> **What the task asks**:
What is the number of lines in the entries below that include the word "right"? Provide the number only.

> **Data to process**:
>> start

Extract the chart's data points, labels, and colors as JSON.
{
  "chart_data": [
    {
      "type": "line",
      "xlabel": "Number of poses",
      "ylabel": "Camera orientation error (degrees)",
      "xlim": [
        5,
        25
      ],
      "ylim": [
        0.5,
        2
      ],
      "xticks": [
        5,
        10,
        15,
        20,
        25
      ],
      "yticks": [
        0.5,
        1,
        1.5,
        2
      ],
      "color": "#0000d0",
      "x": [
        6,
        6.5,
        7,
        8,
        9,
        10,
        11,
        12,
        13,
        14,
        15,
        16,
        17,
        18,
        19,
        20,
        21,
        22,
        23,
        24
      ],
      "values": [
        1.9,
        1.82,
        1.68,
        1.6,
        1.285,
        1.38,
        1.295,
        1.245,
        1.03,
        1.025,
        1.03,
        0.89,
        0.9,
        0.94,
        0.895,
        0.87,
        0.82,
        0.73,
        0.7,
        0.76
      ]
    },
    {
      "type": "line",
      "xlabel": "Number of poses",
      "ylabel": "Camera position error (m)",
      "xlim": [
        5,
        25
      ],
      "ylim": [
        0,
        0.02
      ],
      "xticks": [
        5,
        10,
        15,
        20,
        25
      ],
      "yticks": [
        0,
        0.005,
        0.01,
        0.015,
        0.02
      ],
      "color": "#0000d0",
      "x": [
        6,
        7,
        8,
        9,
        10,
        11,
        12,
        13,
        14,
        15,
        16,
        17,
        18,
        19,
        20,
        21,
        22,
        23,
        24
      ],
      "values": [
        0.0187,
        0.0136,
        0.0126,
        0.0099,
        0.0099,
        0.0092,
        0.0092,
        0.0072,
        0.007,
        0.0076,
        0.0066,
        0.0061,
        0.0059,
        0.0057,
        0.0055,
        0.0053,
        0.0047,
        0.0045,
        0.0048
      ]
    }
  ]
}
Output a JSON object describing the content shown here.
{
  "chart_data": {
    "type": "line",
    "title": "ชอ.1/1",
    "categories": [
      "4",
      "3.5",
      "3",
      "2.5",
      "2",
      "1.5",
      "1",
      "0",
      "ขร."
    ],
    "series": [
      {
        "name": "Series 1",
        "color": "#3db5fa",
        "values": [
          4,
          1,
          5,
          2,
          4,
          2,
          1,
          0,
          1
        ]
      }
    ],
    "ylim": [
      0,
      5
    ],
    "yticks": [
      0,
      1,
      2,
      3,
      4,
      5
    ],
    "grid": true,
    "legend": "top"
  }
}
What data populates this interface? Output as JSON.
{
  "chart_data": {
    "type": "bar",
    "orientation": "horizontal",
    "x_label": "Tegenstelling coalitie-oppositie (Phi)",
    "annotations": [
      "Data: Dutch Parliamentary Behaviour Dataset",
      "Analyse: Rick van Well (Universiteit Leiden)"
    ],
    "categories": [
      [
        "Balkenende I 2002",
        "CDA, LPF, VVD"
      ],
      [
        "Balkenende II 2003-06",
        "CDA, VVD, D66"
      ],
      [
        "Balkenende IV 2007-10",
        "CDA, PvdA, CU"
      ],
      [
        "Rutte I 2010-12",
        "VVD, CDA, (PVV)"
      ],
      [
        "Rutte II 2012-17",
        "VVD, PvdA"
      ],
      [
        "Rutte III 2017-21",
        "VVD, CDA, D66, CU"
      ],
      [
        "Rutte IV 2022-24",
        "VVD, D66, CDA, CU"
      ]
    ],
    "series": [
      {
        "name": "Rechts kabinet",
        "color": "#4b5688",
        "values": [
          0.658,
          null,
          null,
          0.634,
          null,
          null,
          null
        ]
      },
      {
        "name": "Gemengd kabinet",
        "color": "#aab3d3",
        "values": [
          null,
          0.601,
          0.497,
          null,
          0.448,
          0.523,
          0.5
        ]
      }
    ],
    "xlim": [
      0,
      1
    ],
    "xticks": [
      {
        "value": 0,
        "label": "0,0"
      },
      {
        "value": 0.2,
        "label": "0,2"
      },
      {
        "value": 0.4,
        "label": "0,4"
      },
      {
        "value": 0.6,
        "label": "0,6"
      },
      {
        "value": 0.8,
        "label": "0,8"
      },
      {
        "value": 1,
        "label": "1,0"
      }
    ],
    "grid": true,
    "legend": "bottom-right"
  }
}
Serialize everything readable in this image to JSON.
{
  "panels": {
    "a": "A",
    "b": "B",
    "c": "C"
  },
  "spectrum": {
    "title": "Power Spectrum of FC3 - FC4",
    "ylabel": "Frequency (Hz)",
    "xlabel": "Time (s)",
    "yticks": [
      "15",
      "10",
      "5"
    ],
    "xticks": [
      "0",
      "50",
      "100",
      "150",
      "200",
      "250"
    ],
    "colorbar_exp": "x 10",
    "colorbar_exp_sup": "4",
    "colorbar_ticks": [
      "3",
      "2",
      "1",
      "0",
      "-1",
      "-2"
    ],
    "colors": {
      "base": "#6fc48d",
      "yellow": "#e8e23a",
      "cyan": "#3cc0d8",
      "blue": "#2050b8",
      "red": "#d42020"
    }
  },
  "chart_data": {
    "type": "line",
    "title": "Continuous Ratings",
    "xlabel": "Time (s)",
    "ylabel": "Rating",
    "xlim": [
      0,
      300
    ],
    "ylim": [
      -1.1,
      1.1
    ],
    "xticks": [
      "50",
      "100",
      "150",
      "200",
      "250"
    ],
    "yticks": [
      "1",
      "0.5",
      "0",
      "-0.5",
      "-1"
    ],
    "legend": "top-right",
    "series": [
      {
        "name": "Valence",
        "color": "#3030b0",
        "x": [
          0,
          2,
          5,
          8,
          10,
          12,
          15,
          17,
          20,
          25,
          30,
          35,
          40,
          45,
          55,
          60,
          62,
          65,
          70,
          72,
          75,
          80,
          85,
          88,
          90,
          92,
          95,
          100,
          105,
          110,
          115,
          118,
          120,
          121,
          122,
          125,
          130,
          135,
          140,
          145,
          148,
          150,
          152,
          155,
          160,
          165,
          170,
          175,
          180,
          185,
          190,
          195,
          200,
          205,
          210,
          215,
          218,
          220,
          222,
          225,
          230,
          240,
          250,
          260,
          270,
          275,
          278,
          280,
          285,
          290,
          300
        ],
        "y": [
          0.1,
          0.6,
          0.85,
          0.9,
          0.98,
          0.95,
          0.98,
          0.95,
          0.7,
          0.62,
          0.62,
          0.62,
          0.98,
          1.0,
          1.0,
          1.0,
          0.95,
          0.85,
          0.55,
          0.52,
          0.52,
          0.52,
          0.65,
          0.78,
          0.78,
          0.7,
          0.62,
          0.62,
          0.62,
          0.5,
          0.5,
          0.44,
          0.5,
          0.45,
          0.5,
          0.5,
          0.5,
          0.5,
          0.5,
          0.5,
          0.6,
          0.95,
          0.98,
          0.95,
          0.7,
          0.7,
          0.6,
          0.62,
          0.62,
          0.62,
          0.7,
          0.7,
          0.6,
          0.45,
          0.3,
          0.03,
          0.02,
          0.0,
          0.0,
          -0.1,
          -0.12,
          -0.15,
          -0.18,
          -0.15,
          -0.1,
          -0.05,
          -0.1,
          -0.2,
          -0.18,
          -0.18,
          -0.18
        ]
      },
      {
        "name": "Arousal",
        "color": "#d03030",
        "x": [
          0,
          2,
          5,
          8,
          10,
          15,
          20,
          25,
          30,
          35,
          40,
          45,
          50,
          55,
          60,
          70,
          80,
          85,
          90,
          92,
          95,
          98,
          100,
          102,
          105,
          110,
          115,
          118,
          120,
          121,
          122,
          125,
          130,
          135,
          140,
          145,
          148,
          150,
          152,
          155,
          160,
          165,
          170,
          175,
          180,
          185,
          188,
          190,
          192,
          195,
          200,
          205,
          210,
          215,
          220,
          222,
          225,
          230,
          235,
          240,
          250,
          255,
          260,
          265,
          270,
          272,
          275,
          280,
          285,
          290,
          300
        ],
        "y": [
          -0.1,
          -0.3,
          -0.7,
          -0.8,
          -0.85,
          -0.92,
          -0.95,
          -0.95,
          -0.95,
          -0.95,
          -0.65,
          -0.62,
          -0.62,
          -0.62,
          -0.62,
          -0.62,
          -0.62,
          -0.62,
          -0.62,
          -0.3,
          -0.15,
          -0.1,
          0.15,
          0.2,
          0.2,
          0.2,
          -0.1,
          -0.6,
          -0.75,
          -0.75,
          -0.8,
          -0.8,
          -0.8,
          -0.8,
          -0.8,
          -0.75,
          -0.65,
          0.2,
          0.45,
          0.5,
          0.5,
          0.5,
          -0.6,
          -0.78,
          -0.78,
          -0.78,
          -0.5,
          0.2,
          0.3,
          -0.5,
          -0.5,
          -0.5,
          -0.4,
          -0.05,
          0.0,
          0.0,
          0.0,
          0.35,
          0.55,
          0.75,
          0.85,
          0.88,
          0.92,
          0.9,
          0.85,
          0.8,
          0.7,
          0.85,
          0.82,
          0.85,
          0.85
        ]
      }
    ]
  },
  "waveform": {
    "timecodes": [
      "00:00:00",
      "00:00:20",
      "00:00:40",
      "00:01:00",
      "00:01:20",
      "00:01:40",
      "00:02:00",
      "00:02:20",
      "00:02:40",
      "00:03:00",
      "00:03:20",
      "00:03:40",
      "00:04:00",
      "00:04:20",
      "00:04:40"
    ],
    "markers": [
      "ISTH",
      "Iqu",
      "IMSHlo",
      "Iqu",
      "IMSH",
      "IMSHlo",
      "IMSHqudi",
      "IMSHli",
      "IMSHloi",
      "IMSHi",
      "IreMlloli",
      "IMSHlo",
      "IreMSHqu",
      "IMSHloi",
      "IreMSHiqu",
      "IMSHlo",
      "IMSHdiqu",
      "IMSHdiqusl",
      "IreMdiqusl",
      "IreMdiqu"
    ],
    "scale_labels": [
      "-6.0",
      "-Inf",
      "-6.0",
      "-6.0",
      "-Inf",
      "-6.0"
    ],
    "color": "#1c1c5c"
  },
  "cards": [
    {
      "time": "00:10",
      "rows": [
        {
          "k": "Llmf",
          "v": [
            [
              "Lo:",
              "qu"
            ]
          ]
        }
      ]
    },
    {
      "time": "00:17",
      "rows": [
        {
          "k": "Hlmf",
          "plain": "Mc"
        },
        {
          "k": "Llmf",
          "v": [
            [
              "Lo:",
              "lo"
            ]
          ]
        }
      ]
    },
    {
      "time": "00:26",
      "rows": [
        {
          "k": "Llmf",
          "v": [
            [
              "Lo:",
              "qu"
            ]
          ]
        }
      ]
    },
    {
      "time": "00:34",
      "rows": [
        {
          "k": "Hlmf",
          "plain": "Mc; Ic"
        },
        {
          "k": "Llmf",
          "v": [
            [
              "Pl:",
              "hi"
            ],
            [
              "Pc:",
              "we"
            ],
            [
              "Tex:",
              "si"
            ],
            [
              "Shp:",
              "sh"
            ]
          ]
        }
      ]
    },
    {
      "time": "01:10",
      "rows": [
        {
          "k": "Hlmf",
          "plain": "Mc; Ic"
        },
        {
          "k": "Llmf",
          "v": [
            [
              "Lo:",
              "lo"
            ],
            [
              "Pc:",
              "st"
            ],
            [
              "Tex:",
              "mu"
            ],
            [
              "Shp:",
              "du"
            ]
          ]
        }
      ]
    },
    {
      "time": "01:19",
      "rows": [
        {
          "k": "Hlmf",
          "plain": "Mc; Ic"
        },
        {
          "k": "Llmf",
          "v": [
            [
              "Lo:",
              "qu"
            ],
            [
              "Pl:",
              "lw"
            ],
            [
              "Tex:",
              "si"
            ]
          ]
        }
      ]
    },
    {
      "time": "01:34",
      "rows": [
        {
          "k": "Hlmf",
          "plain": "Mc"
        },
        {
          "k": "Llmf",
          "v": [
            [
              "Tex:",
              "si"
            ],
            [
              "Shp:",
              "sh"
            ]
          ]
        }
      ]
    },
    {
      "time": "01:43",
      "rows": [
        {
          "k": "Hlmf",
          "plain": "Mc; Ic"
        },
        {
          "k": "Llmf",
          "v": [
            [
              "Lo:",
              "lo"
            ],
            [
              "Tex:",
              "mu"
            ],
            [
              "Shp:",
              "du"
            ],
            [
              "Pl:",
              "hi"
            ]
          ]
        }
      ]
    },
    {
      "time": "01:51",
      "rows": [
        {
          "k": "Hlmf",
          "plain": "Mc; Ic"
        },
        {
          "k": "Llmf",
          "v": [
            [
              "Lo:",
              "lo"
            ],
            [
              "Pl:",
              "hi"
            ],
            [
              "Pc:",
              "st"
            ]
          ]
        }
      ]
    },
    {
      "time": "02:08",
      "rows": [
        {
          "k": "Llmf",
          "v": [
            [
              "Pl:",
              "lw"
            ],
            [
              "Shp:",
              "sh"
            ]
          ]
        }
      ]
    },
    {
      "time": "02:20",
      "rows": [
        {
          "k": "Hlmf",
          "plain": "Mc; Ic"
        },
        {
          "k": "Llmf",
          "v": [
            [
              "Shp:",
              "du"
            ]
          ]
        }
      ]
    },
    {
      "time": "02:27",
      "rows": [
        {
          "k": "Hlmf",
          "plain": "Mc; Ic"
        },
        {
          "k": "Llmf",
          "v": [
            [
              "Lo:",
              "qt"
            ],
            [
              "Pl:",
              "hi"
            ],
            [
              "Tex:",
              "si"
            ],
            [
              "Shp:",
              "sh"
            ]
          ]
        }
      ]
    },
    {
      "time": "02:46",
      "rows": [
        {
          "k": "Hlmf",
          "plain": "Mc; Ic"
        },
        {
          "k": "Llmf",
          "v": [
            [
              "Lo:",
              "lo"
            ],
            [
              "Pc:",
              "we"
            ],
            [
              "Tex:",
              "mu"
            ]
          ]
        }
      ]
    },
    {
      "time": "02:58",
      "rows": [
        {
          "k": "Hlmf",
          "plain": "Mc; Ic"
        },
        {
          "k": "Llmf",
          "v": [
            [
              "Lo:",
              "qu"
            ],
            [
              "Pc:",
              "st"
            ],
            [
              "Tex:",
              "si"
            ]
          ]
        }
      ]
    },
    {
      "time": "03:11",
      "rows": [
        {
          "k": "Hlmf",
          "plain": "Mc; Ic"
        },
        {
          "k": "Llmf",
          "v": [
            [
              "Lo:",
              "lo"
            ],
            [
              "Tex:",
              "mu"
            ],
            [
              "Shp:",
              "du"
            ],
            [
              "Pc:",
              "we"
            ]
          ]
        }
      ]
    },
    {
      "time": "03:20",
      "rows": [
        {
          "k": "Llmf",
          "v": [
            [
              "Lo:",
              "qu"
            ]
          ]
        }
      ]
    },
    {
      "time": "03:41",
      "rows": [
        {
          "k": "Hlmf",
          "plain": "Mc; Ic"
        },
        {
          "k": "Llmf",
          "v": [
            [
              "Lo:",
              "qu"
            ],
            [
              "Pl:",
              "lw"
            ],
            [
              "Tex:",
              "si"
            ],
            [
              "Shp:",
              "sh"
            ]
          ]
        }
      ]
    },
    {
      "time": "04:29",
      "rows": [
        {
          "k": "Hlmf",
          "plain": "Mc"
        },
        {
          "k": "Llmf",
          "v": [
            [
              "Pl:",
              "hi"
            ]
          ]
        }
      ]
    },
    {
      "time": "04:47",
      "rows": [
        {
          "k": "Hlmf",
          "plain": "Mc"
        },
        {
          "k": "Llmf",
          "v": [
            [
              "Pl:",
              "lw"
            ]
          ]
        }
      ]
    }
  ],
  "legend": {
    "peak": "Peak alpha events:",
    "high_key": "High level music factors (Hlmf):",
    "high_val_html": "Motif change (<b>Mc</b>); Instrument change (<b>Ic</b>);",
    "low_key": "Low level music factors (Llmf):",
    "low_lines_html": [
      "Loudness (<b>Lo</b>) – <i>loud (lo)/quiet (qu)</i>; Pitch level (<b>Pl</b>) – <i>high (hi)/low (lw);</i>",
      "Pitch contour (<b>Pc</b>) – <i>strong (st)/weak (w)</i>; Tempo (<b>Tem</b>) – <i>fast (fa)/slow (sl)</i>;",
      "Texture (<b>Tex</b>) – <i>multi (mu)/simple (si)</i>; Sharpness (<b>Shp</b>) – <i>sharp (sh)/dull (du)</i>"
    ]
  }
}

>> end

> **Response to this task**:
2